### [AIM OF THE EXERCISE]
Using the listing below, extract each line that has the word "OpenText" in it.

### [GIVEN RECORDS]

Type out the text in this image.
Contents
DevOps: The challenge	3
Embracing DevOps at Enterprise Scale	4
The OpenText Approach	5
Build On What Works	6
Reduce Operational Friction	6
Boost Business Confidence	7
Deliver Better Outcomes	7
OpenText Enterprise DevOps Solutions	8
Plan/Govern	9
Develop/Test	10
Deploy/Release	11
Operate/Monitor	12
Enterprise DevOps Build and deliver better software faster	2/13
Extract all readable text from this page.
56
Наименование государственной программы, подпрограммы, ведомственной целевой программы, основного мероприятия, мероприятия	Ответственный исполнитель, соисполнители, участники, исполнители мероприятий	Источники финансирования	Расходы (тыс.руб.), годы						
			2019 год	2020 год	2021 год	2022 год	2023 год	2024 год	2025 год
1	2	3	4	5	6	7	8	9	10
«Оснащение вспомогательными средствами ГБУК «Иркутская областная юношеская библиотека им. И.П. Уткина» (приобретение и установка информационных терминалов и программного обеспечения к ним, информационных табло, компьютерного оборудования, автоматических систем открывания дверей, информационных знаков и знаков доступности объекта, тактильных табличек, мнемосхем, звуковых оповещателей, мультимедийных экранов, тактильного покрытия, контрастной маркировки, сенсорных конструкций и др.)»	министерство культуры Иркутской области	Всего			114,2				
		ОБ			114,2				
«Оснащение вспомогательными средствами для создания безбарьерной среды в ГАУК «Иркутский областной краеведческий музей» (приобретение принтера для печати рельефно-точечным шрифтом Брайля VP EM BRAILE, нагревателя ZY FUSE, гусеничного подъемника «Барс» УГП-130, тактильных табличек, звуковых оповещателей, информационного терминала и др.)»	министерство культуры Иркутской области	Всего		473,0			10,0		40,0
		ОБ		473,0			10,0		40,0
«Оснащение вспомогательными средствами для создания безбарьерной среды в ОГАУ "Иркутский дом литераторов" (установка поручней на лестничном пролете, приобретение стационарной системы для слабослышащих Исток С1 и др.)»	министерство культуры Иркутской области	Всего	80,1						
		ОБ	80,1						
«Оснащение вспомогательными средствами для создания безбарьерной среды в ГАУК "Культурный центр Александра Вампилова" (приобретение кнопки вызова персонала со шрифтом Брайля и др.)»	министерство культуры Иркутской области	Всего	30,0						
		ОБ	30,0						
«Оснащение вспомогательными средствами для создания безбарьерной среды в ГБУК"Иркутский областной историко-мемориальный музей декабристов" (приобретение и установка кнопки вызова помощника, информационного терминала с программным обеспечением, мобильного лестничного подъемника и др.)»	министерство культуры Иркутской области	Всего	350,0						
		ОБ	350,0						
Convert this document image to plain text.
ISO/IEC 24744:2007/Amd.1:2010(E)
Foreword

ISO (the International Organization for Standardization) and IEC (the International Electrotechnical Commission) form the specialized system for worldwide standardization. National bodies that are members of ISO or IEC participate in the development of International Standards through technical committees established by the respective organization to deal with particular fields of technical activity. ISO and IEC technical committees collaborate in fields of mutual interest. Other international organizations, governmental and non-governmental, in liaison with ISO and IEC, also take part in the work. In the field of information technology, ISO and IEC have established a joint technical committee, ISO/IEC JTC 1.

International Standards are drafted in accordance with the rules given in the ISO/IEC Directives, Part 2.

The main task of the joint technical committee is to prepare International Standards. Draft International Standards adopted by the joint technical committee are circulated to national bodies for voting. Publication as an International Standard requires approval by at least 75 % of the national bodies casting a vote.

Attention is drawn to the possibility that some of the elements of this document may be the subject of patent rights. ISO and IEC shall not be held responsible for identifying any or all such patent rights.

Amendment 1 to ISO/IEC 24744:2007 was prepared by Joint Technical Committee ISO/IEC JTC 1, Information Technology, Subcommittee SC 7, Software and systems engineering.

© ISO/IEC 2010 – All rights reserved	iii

### [FINAL RESULT]
The OpenText Approach	5
OpenText Enterprise DevOps Solutions	8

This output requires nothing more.